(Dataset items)
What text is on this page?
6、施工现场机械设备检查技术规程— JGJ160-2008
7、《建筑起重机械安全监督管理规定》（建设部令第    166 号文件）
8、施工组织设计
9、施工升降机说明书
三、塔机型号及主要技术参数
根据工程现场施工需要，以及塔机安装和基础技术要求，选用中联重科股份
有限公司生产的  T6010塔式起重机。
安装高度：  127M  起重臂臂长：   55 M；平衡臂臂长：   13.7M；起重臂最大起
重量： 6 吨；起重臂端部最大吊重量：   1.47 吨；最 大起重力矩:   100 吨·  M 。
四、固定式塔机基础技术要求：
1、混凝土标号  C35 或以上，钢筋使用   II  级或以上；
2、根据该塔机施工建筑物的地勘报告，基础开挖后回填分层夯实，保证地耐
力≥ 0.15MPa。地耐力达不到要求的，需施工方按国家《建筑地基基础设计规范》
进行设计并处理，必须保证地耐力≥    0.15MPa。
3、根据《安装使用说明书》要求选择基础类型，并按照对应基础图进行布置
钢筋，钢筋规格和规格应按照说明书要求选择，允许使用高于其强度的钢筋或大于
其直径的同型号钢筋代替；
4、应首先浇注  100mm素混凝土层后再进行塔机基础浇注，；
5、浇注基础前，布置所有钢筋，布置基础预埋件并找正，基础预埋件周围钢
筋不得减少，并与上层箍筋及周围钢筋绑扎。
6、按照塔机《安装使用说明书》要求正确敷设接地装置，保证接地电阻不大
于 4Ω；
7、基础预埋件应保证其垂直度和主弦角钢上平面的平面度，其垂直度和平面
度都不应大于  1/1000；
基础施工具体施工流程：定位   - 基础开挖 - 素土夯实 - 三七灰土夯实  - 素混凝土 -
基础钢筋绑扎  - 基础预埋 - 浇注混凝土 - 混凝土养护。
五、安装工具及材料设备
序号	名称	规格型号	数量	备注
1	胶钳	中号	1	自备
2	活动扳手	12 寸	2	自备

# What this task involves
Retype the records that precede this task, keeping them exactly the same.

# Correct output
What text is on this page?
6、施工现场机械设备检查技术规程— JGJ160-2008
7、《建筑起重机械安全监督管理规定》（建设部令第    166 号文件）
8、施工组织设计
9、施工升降机说明书
三、塔机型号及主要技术参数
根据工程现场施工需要，以及塔机安装和基础技术要求，选用中联重科股份
有限公司生产的  T6010塔式起重机。
安装高度：  127M  起重臂臂长：   55 M；平衡臂臂长：   13.7M；起重臂最大起
重量： 6 吨；起重臂端部最大吊重量：   1.47 吨；最 大起重力矩:   100 吨·  M 。
四、固定式塔机基础技术要求：
1、混凝土标号  C35 或以上，钢筋使用   II  级或以上；
2、根据该塔机施工建筑物的地勘报告，基础开挖后回填分层夯实，保证地耐
力≥ 0.15MPa。地耐力达不到要求的，需施工方按国家《建筑地基基础设计规范》
进行设计并处理，必须保证地耐力≥    0.15MPa。
3、根据《安装使用说明书》要求选择基础类型，并按照对应基础图进行布置
钢筋，钢筋规格和规格应按照说明书要求选择，允许使用高于其强度的钢筋或大于
其直径的同型号钢筋代替；
4、应首先浇注  100mm素混凝土层后再进行塔机基础浇注，；
5、浇注基础前，布置所有钢筋，布置基础预埋件并找正，基础预埋件周围钢
筋不得减少，并与上层箍筋及周围钢筋绑扎。
6、按照塔机《安装使用说明书》要求正确敷设接地装置，保证接地电阻不大
于 4Ω；
7、基础预埋件应保证其垂直度和主弦角钢上平面的平面度，其垂直度和平面
度都不应大于  1/1000；
基础施工具体施工流程：定位   - 基础开挖 - 素土夯实 - 三七灰土夯实  - 素混凝土 -
基础钢筋绑扎  - 基础预埋 - 浇注混凝土 - 混凝土养护。
五、安装工具及材料设备
序号	名称	规格型号	数量	备注
1	胶钳	中号	1	自备
2	活动扳手	12 寸	2	自备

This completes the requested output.